-------- Information supplied

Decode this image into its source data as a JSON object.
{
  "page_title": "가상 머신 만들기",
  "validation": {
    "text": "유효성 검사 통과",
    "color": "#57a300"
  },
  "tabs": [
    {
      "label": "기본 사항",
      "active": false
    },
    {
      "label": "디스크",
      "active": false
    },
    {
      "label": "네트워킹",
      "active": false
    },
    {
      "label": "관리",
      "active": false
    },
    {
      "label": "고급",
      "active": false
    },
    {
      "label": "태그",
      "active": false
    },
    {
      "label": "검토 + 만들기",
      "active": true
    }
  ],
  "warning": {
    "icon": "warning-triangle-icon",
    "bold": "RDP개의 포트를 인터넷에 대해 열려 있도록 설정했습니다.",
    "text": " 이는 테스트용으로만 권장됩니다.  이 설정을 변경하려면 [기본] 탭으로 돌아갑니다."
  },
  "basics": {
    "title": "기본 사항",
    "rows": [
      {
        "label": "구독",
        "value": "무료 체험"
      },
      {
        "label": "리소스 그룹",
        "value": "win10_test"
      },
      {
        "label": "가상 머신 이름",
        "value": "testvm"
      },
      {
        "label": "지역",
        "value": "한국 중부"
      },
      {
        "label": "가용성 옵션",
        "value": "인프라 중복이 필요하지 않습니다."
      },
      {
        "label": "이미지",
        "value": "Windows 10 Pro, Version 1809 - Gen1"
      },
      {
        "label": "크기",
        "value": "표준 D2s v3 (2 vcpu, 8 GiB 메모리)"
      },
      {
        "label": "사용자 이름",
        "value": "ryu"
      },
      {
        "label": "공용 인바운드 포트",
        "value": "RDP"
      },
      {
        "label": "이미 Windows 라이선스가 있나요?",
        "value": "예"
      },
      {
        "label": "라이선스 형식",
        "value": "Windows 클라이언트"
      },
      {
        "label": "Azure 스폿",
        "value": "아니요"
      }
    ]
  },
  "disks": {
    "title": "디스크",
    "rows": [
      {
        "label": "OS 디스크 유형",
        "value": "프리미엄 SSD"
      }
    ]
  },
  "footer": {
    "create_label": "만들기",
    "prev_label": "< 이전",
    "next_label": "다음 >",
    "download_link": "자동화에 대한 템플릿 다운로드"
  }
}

----------------

Return the material in full, exactly as shown.

Decode this image into its source data as a JSON object.
{
  "page_title": "가상 머신 만들기",
  "validation": {
    "text": "유효성 검사 통과",
    "color": "#57a300"
  },
  "tabs": [
    {
      "label": "기본 사항",
      "active": false
    },
    {
      "label": "디스크",
      "active": false
    },
    {
      "label": "네트워킹",
      "active": false
    },
    {
      "label": "관리",
      "active": false
    },
    {
      "label": "고급",
      "active": false
    },
    {
      "label": "태그",
      "active": false
    },
    {
      "label": "검토 + 만들기",
      "active": true
    }
  ],
  "warning": {
    "icon": "warning-triangle-icon",
    "bold": "RDP개의 포트를 인터넷에 대해 열려 있도록 설정했습니다.",
    "text": " 이는 테스트용으로만 권장됩니다.  이 설정을 변경하려면 [기본] 탭으로 돌아갑니다."
  },
  "basics": {
    "title": "기본 사항",
    "rows": [
      {
        "label": "구독",
        "value": "무료 체험"
      },
      {
        "label": "리소스 그룹",
        "value": "win10_test"
      },
      {
        "label": "가상 머신 이름",
        "value": "testvm"
      },
      {
        "label": "지역",
        "value": "한국 중부"
      },
      {
        "label": "가용성 옵션",
        "value": "인프라 중복이 필요하지 않습니다."
      },
      {
        "label": "이미지",
        "value": "Windows 10 Pro, Version 1809 - Gen1"
      },
      {
        "label": "크기",
        "value": "표준 D2s v3 (2 vcpu, 8 GiB 메모리)"
      },
      {
        "label": "사용자 이름",
        "value": "ryu"
      },
      {
        "label": "공용 인바운드 포트",
        "value": "RDP"
      },
      {
        "label": "이미 Windows 라이선스가 있나요?",
        "value": "예"
      },
      {
        "label": "라이선스 형식",
        "value": "Windows 클라이언트"
      },
      {
        "label": "Azure 스폿",
        "value": "아니요"
      }
    ]
  },
  "disks": {
    "title": "디스크",
    "rows": [
      {
        "label": "OS 디스크 유형",
        "value": "프리미엄 SSD"
      }
    ]
  },
  "footer": {
    "create_label": "만들기",
    "prev_label": "< 이전",
    "next_label": "다음 >",
    "download_link": "자동화에 대한 템플릿 다운로드"
  }
}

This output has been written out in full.